Exercise aim
Could you give this data again with every "raised" switched to "lifted" and everything else unchanged?

Provided data
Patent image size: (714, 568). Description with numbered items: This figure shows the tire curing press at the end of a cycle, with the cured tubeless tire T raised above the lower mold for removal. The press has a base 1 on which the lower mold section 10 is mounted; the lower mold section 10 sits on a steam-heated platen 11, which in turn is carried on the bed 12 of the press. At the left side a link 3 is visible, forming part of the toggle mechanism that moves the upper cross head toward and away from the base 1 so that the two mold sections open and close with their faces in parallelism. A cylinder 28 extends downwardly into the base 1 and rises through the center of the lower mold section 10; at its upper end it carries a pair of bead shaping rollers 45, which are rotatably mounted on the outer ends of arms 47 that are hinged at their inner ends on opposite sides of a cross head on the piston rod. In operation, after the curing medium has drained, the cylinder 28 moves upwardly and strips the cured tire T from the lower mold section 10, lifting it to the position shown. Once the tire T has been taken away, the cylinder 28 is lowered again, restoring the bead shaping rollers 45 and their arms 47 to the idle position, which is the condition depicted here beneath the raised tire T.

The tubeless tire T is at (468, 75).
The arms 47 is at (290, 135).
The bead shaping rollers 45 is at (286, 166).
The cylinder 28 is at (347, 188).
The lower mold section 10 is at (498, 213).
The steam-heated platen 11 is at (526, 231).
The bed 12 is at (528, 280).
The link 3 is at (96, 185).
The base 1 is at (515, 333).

Answer to this exercise
Patent image size: (714, 568). Description with numbered items: This figure shows the tire curing press at the end of a cycle, with the cured tubeless tire T lifted above the lower mold for removal. The press has a base 1 on which the lower mold section 10 is mounted; the lower mold section 10 sits on a steam-heated platen 11, which in turn is carried on the bed 12 of the press. At the left side a link 3 is visible, forming part of the toggle mechanism that moves the upper cross head toward and away from the base 1 so that the two mold sections open and close with their faces in parallelism. A cylinder 28 extends downwardly into the base 1 and rises through the center of the lower mold section 10; at its upper end it carries a pair of bead shaping rollers 45, which are rotatably mounted on the outer ends of arms 47 that are hinged at their inner ends on opposite sides of a cross head on the piston rod. In operation, after the curing medium has drained, the cylinder 28 moves upwardly and strips the cured tire T from the lower mold section 10, lifting it to the position shown. Once the tire T has been taken away, the cylinder 28 is lowered again, restoring the bead shaping rollers 45 and their arms 47 to the idle position, which is the condition depicted here beneath the lifted tire T.

The tubeless tire T is at (468, 75).
The arms 47 is at (290, 135).
The bead shaping rollers 45 is at (286, 166).
The cylinder 28 is at (347, 188).
The lower mold section 10 is at (498, 213).
The steam-heated platen 11 is at (526, 231).
The bed 12 is at (528, 280).
The link 3 is at (96, 185).
The base 1 is at (515, 333).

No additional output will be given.